(Collected data entries)
*-*-*

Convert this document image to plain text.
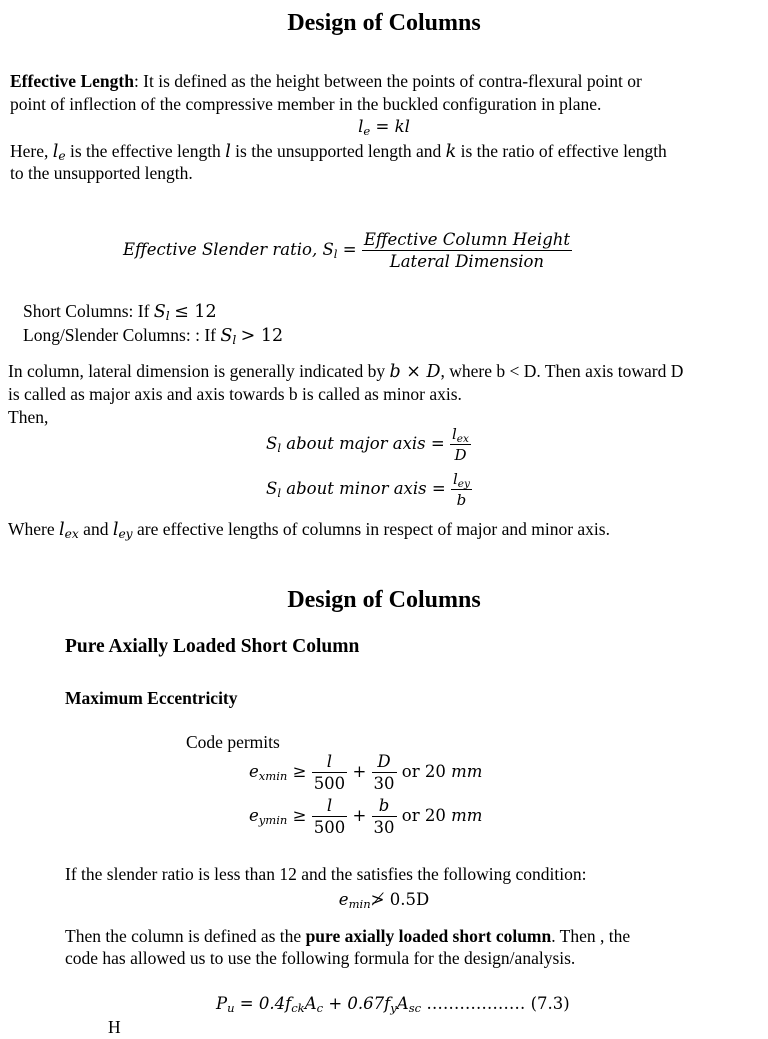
Design of Columns
Effective Length: It is defined as the height between the points of contra-flexural point or
point of inflection of the compressive member in the buckled configuration in plane.
$l_e$ = kl
Here, $l_e$ is the effective length l is the unsupported length and k is the ratio of effective length
to the unsupported length.
Effective Slender ratio, $S_l = \frac{\text{Effective Column Height}}{\text{Lateral Dimension}}$
Short Columns: If $S_l \le 12$
Long/Slender Columns: : If $S_l > 12$
In column, lateral dimension is generally indicated by b × D, where b < D. Then axis toward D
is called as major axis and axis towards b is called as minor axis.
Then,
$S_l$ about major axis = $\frac{l_{ex}}{D}$
$S_l$ about minor axis = $\frac{l_{ey}}{b}$
Where $l_{ex}$ and $l_{ey}$ are effective lengths of columns in respect of major and minor axis.
Design of Columns
Pure Axially Loaded Short Column
Maximum Eccentricity
Code permits
$e_{xmin} \ge \frac{l}{500} + \frac{D}{30}$ or 20 mm
$e_{ymin} \ge \frac{l}{500} + \frac{b}{30}$ or 20 mm
If the slender ratio is less than 12 and the satisfies the following condition:
$e_{min}≯$ 0.5D
Then the column is defined as the pure axially loaded short column. Then , the
code has allowed us to use the following formula for the design/analysis.
$P_u = 0.4f_{ck}A_c + 0.67f_yA_{sc}$ ……………… (7.3)
H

*-*-*

● TO DO:
Transcribe the records verbatim and omit the images.

● EXERCISE RESULT:
Convert this document image to plain text.
Design of Columns
Effective Length: It is defined as the height between the points of contra-flexural point or
point of inflection of the compressive member in the buckled configuration in plane.
$l_e$ = kl
Here, $l_e$ is the effective length l is the unsupported length and k is the ratio of effective length
to the unsupported length.
Effective Slender ratio, $S_l = \frac{\text{Effective Column Height}}{\text{Lateral Dimension}}$
Short Columns: If $S_l \le 12$
Long/Slender Columns: : If $S_l > 12$
In column, lateral dimension is generally indicated by b × D, where b < D. Then axis toward D
is called as major axis and axis towards b is called as minor axis.
Then,
$S_l$ about major axis = $\frac{l_{ex}}{D}$
$S_l$ about minor axis = $\frac{l_{ey}}{b}$
Where $l_{ex}$ and $l_{ey}$ are effective lengths of columns in respect of major and minor axis.
Design of Columns
Pure Axially Loaded Short Column
Maximum Eccentricity
Code permits
$e_{xmin} \ge \frac{l}{500} + \frac{D}{30}$ or 20 mm
$e_{ymin} \ge \frac{l}{500} + \frac{b}{30}$ or 20 mm
If the slender ratio is less than 12 and the satisfies the following condition:
$e_{min}≯$ 0.5D
Then the column is defined as the pure axially loaded short column. Then , the
code has allowed us to use the following formula for the design/analysis.
$P_u = 0.4f_{ck}A_c + 0.67f_yA_{sc}$ ……………… (7.3)
H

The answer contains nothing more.